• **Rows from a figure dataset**
——————

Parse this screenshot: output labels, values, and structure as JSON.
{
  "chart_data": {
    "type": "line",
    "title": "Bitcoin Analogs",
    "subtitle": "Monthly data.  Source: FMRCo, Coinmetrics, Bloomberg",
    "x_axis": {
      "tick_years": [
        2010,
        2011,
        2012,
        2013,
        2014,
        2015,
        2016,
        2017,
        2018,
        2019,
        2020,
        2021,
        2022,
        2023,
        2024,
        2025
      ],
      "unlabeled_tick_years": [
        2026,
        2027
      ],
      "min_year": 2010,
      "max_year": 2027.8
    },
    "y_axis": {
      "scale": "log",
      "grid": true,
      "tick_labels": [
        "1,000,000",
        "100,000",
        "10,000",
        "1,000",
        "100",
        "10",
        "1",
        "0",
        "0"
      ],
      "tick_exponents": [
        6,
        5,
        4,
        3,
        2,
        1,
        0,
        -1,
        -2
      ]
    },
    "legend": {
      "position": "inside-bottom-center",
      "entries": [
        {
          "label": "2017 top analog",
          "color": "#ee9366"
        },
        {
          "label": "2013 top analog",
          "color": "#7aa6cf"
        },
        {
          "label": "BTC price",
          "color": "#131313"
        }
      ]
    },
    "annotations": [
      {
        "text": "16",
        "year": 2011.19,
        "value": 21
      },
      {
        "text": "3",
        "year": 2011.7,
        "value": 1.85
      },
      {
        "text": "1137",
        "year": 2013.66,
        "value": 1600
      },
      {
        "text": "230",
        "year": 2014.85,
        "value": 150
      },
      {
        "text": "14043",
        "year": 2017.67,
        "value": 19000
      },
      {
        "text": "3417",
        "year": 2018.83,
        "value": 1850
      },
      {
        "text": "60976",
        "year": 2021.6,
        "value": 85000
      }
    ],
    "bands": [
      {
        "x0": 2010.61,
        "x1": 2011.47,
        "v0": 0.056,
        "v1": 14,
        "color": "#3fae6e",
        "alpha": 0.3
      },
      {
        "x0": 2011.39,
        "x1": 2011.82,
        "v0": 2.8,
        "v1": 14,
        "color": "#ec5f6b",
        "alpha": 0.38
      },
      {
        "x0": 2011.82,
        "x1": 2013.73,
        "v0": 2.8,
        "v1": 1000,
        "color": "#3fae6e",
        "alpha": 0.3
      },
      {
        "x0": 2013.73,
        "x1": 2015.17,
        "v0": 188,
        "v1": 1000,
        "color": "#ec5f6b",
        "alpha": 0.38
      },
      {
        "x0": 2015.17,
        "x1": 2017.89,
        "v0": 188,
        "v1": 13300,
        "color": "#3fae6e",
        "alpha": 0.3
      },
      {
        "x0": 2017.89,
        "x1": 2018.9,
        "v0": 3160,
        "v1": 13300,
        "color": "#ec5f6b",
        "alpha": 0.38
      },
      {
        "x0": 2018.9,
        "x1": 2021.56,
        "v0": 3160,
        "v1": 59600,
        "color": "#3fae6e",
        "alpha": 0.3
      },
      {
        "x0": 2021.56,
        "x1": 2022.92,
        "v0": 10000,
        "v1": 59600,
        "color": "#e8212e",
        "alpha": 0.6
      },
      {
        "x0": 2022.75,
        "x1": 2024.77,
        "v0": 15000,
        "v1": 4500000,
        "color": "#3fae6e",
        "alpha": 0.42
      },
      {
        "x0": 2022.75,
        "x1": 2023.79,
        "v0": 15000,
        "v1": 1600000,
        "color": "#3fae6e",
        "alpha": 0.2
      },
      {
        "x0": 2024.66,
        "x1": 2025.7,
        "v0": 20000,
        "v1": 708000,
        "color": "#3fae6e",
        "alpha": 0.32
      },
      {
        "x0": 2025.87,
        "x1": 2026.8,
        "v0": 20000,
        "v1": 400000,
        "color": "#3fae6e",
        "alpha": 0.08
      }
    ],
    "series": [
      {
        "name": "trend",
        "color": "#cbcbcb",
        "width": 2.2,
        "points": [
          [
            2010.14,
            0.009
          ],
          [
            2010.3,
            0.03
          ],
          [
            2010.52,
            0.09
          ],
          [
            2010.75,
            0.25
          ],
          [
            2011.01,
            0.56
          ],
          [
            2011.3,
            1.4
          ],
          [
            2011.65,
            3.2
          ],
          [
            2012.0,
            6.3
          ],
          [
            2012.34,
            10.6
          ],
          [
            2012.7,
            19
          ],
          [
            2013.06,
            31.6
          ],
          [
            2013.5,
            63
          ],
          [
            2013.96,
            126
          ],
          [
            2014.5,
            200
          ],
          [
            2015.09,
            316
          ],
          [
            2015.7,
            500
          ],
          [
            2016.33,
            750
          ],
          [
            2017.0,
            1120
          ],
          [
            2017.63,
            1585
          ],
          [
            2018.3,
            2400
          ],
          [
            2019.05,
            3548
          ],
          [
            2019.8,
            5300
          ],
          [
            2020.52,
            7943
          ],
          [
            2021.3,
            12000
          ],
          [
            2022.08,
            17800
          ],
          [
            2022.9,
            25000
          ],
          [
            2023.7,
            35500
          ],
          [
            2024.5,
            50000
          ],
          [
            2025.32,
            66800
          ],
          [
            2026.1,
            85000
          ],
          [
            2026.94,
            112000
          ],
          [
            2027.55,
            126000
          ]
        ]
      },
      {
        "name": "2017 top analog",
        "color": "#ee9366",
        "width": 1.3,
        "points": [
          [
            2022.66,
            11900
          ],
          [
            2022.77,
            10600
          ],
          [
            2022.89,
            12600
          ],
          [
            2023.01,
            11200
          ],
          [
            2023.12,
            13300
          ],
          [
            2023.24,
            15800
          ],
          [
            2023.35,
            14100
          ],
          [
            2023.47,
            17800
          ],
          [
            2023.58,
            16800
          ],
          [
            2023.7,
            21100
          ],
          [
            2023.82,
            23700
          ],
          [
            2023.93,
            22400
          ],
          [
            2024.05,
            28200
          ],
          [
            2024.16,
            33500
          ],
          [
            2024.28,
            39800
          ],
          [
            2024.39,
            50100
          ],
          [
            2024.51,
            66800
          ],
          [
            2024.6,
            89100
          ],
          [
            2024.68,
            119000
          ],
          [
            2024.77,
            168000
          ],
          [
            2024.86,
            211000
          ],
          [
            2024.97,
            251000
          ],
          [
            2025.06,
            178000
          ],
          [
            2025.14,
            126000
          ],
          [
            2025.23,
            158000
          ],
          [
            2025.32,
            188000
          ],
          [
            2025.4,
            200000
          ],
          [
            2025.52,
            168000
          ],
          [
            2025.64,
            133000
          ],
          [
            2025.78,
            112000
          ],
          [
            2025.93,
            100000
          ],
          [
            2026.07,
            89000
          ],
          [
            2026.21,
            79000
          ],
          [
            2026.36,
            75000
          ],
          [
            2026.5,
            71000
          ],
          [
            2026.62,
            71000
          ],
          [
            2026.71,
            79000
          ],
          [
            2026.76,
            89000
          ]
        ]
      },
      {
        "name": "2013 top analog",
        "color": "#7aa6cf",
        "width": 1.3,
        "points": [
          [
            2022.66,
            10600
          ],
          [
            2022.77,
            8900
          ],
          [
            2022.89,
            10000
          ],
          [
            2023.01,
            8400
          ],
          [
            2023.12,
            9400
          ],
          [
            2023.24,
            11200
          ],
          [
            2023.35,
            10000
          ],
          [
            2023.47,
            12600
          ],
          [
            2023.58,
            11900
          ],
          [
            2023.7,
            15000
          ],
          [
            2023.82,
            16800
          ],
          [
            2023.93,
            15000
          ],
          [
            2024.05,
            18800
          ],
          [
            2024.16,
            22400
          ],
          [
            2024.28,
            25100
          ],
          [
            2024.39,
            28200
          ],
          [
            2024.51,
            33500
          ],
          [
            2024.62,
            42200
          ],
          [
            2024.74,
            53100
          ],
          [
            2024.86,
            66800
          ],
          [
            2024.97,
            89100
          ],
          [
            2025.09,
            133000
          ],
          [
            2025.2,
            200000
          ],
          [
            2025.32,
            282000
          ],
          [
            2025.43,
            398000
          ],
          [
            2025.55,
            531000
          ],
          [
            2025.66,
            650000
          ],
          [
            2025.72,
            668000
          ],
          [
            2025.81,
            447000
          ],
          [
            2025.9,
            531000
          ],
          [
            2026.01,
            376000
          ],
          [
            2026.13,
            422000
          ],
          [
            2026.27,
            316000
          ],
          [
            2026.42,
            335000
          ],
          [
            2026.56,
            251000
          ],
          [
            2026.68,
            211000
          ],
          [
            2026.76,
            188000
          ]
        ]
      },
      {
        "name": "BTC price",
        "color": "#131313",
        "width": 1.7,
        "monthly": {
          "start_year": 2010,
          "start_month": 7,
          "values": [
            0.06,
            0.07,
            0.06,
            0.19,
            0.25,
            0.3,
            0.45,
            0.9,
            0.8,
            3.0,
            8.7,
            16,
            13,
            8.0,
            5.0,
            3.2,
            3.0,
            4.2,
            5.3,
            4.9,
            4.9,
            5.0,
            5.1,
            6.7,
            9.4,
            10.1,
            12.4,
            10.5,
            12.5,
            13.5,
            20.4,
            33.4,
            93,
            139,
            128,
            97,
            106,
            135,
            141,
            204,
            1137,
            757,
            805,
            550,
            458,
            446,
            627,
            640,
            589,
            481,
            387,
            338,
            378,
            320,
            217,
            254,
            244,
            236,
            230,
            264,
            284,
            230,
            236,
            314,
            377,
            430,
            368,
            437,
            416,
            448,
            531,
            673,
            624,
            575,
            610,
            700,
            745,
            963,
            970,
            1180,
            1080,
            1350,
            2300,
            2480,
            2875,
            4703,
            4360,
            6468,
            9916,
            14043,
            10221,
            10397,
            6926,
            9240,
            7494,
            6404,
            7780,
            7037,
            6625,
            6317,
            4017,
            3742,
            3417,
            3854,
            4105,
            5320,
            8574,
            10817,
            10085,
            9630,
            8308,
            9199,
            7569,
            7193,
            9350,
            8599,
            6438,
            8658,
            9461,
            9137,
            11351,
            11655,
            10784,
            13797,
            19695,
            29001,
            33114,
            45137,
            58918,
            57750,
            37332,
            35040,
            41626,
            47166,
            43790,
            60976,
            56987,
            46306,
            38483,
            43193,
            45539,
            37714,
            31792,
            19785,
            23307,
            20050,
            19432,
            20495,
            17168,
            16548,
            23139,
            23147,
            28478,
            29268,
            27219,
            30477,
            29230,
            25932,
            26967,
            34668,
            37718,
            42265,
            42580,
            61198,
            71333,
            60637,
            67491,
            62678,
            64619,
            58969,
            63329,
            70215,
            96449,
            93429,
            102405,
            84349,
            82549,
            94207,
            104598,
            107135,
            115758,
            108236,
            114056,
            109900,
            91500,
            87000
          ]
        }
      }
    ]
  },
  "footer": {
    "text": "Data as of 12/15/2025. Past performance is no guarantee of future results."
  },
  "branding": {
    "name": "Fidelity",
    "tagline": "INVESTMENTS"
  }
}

——————

• **Task description**
Search the entries for the string "values" and collect each line that has it.

• **Solved problem**
Parse this screenshot: output labels, values, and structure as JSON.
          "values": [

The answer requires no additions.